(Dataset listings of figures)
━━━━━━━━━━━━━━━━

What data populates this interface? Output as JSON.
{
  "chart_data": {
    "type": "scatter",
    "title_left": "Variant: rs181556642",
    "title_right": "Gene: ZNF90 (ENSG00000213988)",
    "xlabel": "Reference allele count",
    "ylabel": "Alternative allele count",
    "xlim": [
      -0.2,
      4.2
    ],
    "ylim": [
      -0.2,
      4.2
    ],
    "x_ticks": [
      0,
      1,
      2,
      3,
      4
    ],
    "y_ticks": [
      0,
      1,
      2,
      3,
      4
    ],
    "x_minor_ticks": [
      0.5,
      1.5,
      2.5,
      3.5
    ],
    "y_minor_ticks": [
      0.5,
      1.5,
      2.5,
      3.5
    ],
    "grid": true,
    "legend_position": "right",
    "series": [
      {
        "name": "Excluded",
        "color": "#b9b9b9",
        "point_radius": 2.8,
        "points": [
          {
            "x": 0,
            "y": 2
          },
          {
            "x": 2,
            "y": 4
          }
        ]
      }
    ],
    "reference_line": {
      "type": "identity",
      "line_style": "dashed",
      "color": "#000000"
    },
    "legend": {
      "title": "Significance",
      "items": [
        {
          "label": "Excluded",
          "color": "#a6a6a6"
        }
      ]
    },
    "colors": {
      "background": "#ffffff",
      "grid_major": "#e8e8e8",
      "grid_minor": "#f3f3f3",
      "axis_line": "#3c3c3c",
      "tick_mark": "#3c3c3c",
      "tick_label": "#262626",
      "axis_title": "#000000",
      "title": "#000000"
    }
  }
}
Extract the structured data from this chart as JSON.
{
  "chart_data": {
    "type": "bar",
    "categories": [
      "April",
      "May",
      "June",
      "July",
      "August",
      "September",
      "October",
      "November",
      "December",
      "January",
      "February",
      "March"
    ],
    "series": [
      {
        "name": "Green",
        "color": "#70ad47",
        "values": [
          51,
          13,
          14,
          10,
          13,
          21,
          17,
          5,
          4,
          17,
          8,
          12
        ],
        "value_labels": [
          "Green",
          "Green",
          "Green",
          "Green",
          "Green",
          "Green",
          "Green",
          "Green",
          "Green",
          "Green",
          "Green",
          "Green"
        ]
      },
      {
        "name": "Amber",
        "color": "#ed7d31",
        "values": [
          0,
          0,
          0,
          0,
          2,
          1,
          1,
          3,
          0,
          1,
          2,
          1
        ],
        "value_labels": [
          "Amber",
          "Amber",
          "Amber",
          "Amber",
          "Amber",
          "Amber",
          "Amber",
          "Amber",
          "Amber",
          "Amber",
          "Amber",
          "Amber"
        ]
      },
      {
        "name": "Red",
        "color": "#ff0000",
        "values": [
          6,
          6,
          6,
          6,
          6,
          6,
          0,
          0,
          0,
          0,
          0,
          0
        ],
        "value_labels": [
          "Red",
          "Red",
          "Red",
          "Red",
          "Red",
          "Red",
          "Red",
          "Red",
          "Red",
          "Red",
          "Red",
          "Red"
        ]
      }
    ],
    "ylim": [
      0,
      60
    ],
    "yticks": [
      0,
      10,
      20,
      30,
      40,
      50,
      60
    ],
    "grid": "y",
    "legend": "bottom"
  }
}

━━━━━━━━━━━━━━━━

◆ **DIRECTION**
Where a line in the entries holds the word "allele", copy that line.

◆ **IN RESPONSE**
    "xlabel": "Reference allele count",
    "ylabel": "Alternative allele count",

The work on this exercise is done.